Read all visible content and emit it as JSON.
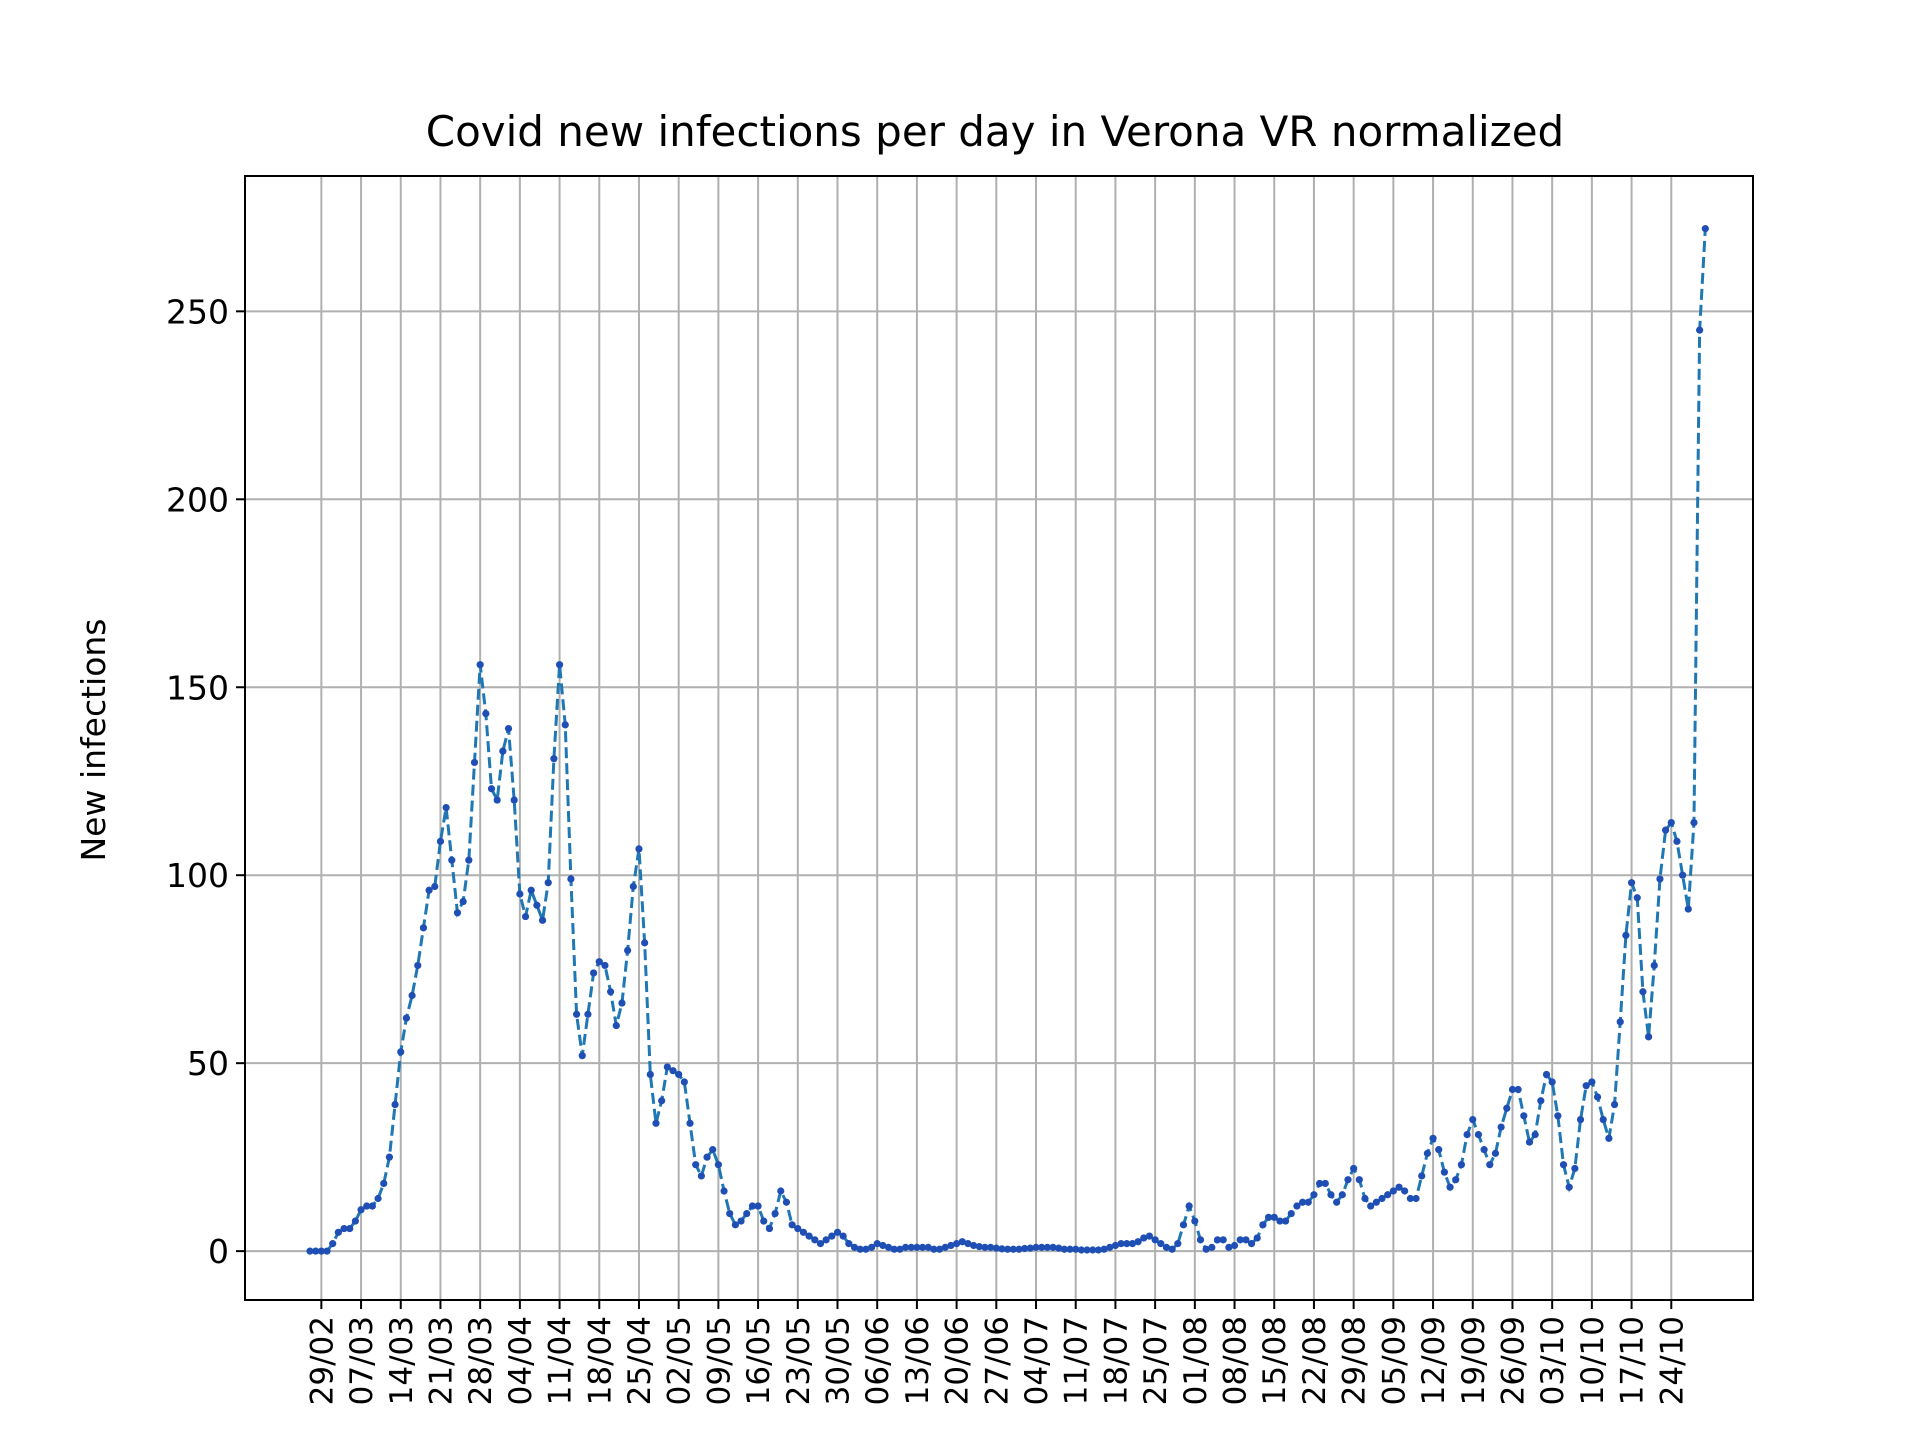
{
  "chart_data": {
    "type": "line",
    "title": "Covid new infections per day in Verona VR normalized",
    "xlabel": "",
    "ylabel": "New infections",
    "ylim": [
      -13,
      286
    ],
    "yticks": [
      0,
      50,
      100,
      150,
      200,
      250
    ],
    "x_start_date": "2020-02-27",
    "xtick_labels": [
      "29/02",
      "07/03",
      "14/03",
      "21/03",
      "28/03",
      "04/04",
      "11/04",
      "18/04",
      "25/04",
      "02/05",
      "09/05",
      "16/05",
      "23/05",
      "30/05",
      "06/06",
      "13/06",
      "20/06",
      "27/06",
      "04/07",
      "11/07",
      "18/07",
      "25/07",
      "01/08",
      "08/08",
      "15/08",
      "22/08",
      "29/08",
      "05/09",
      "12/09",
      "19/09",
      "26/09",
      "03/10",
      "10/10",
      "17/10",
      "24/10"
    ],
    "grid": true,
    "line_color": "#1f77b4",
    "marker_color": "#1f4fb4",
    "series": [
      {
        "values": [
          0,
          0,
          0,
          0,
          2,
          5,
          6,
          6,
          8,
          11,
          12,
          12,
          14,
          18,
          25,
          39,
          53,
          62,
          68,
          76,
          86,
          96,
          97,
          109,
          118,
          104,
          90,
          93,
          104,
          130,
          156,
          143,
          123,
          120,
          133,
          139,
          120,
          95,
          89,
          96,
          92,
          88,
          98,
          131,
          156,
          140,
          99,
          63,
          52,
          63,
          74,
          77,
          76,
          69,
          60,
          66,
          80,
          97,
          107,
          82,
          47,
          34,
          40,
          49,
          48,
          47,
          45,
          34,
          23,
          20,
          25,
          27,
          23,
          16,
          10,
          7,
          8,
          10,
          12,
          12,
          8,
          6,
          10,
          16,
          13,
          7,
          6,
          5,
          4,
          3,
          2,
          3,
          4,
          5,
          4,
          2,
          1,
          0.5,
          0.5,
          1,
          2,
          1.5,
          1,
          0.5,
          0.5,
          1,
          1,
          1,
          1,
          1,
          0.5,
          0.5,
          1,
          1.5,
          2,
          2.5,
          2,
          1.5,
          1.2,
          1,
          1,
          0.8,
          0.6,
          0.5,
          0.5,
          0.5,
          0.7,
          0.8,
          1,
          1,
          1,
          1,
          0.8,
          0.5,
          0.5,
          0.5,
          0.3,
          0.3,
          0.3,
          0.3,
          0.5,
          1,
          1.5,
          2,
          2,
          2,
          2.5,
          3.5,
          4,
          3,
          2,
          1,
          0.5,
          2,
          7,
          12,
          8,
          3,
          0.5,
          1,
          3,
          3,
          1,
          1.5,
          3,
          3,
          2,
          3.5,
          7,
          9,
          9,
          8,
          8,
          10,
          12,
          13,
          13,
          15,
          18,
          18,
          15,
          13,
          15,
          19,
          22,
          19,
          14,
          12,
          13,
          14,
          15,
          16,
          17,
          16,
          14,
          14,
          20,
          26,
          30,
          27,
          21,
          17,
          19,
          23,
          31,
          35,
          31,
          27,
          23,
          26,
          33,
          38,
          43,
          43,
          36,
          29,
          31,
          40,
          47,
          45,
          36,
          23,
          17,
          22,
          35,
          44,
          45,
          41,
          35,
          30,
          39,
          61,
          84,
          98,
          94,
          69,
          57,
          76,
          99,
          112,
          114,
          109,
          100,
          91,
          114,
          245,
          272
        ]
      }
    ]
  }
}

▶ EXERCISE DESCRIPTION: Retype the data above exactly; pictures are not part of the copy.

▶ RESULT FOR THIS TASK:
Read all visible content and emit it as JSON.
{
  "chart_data": {
    "type": "line",
    "title": "Covid new infections per day in Verona VR normalized",
    "xlabel": "",
    "ylabel": "New infections",
    "ylim": [
      -13,
      286
    ],
    "yticks": [
      0,
      50,
      100,
      150,
      200,
      250
    ],
    "x_start_date": "2020-02-27",
    "xtick_labels": [
      "29/02",
      "07/03",
      "14/03",
      "21/03",
      "28/03",
      "04/04",
      "11/04",
      "18/04",
      "25/04",
      "02/05",
      "09/05",
      "16/05",
      "23/05",
      "30/05",
      "06/06",
      "13/06",
      "20/06",
      "27/06",
      "04/07",
      "11/07",
      "18/07",
      "25/07",
      "01/08",
      "08/08",
      "15/08",
      "22/08",
      "29/08",
      "05/09",
      "12/09",
      "19/09",
      "26/09",
      "03/10",
      "10/10",
      "17/10",
      "24/10"
    ],
    "grid": true,
    "line_color": "#1f77b4",
    "marker_color": "#1f4fb4",
    "series": [
      {
        "values": [
          0,
          0,
          0,
          0,
          2,
          5,
          6,
          6,
          8,
          11,
          12,
          12,
          14,
          18,
          25,
          39,
          53,
          62,
          68,
          76,
          86,
          96,
          97,
          109,
          118,
          104,
          90,
          93,
          104,
          130,
          156,
          143,
          123,
          120,
          133,
          139,
          120,
          95,
          89,
          96,
          92,
          88,
          98,
          131,
          156,
          140,
          99,
          63,
          52,
          63,
          74,
          77,
          76,
          69,
          60,
          66,
          80,
          97,
          107,
          82,
          47,
          34,
          40,
          49,
          48,
          47,
          45,
          34,
          23,
          20,
          25,
          27,
          23,
          16,
          10,
          7,
          8,
          10,
          12,
          12,
          8,
          6,
          10,
          16,
          13,
          7,
          6,
          5,
          4,
          3,
          2,
          3,
          4,
          5,
          4,
          2,
          1,
          0.5,
          0.5,
          1,
          2,
          1.5,
          1,
          0.5,
          0.5,
          1,
          1,
          1,
          1,
          1,
          0.5,
          0.5,
          1,
          1.5,
          2,
          2.5,
          2,
          1.5,
          1.2,
          1,
          1,
          0.8,
          0.6,
          0.5,
          0.5,
          0.5,
          0.7,
          0.8,
          1,
          1,
          1,
          1,
          0.8,
          0.5,
          0.5,
          0.5,
          0.3,
          0.3,
          0.3,
          0.3,
          0.5,
          1,
          1.5,
          2,
          2,
          2,
          2.5,
          3.5,
          4,
          3,
          2,
          1,
          0.5,
          2,
          7,
          12,
          8,
          3,
          0.5,
          1,
          3,
          3,
          1,
          1.5,
          3,
          3,
          2,
          3.5,
          7,
          9,
          9,
          8,
          8,
          10,
          12,
          13,
          13,
          15,
          18,
          18,
          15,
          13,
          15,
          19,
          22,
          19,
          14,
          12,
          13,
          14,
          15,
          16,
          17,
          16,
          14,
          14,
          20,
          26,
          30,
          27,
          21,
          17,
          19,
          23,
          31,
          35,
          31,
          27,
          23,
          26,
          33,
          38,
          43,
          43,
          36,
          29,
          31,
          40,
          47,
          45,
          36,
          23,
          17,
          22,
          35,
          44,
          45,
          41,
          35,
          30,
          39,
          61,
          84,
          98,
          94,
          69,
          57,
          76,
          99,
          112,
          114,
          109,
          100,
          91,
          114,
          245,
          272
        ]
      }
    ]
  }
}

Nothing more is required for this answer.